- **READING PASSAGE**
* * * * * * *

Successful traders vs. losers

Successful traders vs losers

Having a good strategy is not enough to make money in the forex market. When two traders use exactly the same trading strategy, they will usually end up with different or opposite results. There is only one explanation for this phenomenon, the difference results from the psychology of traders who think and act differently depending on their personalities and past experiences.

Here are the differences that separate successful traders from losing ones.


Profit objectives

Successful traders have realistic profit targets in relation to their trading capital. They don't have the ambition to get rich quick. This mentality contributes to their success, because they don't make mistakes linked to emotions or to excessive risk taking.

Unsuccessful traders frequently hope to make lots of money regardless of the amount of trading capital they have. It is not uncommon to see traders who are new to the forex market start out with a $1,000 account thinking that they can turn it into $10,000 in a few months. This mentality naturally leads the trader to take on huge risks that inevitably lead to significant losses.

* * * * * * *

- **DATASET EXCERPTS**
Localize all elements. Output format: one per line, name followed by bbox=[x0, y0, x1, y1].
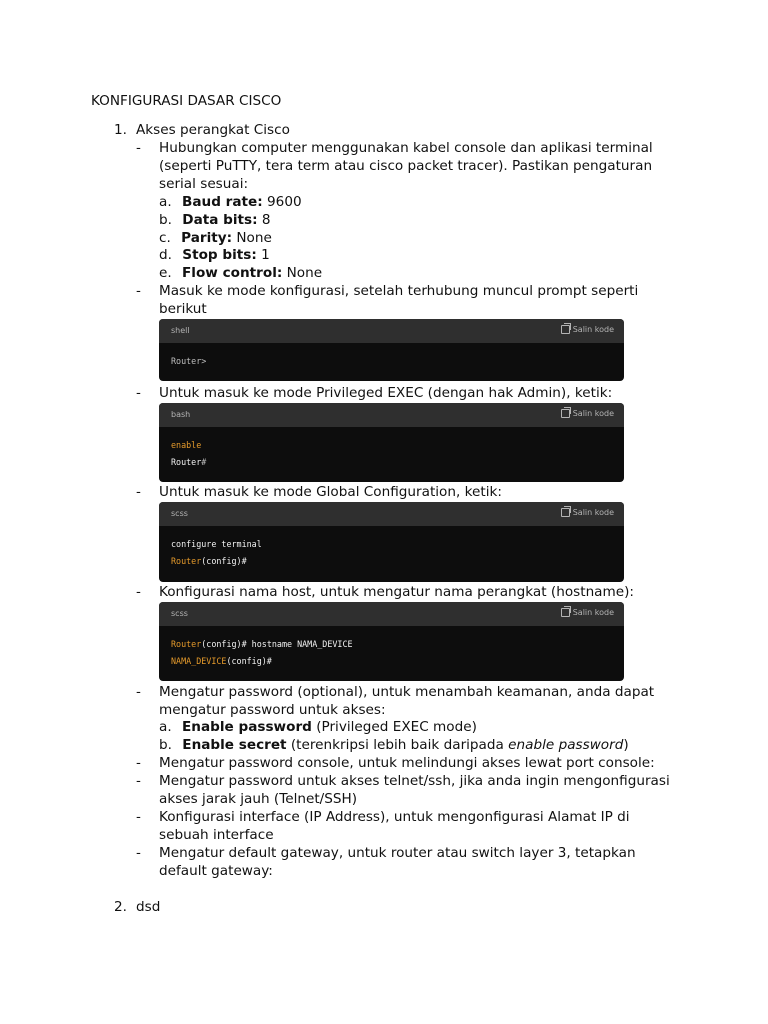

* * * * * * *

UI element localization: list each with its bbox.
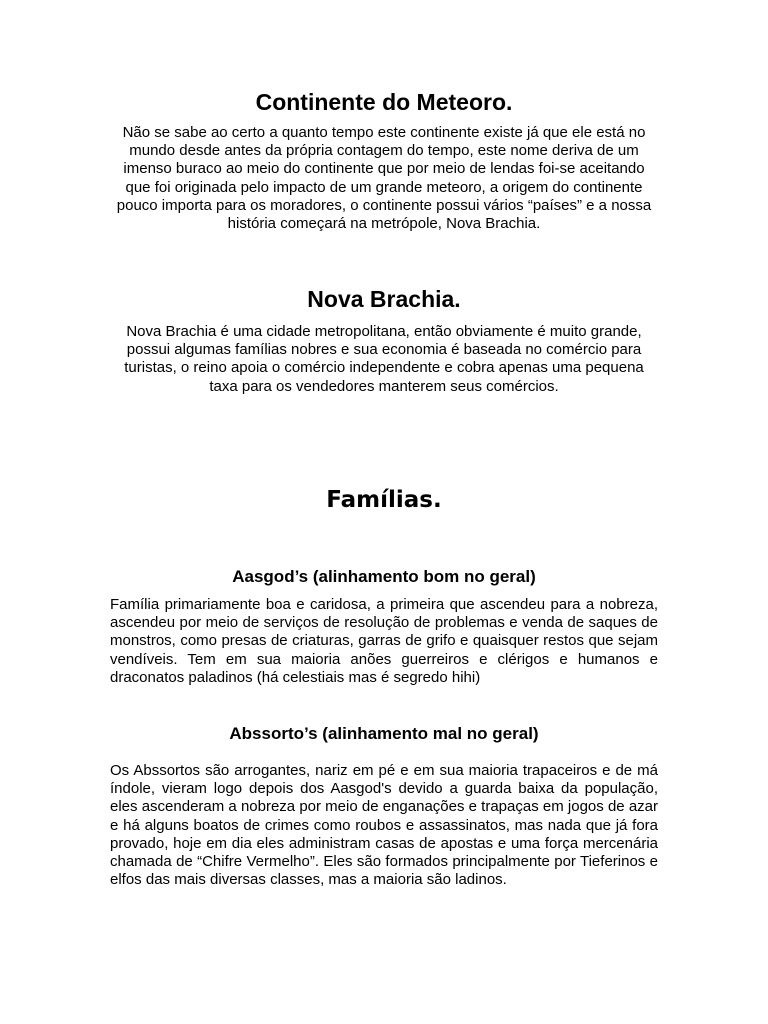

* * * * * * *

- **SET EXERCISE**
Reproduce the passage on successful and losing forex traders word for word, from "Successful traders vs losers" to "and past experiences.".

- **RESULT BELOW**
Successful traders vs losers

Having a good strategy is not enough to make money in the forex market. When two traders use exactly the same trading strategy, they will usually end up with different or opposite results. There is only one explanation for this phenomenon, the difference results from the psychology of traders who think and act differently depending on their personalities and past experiences.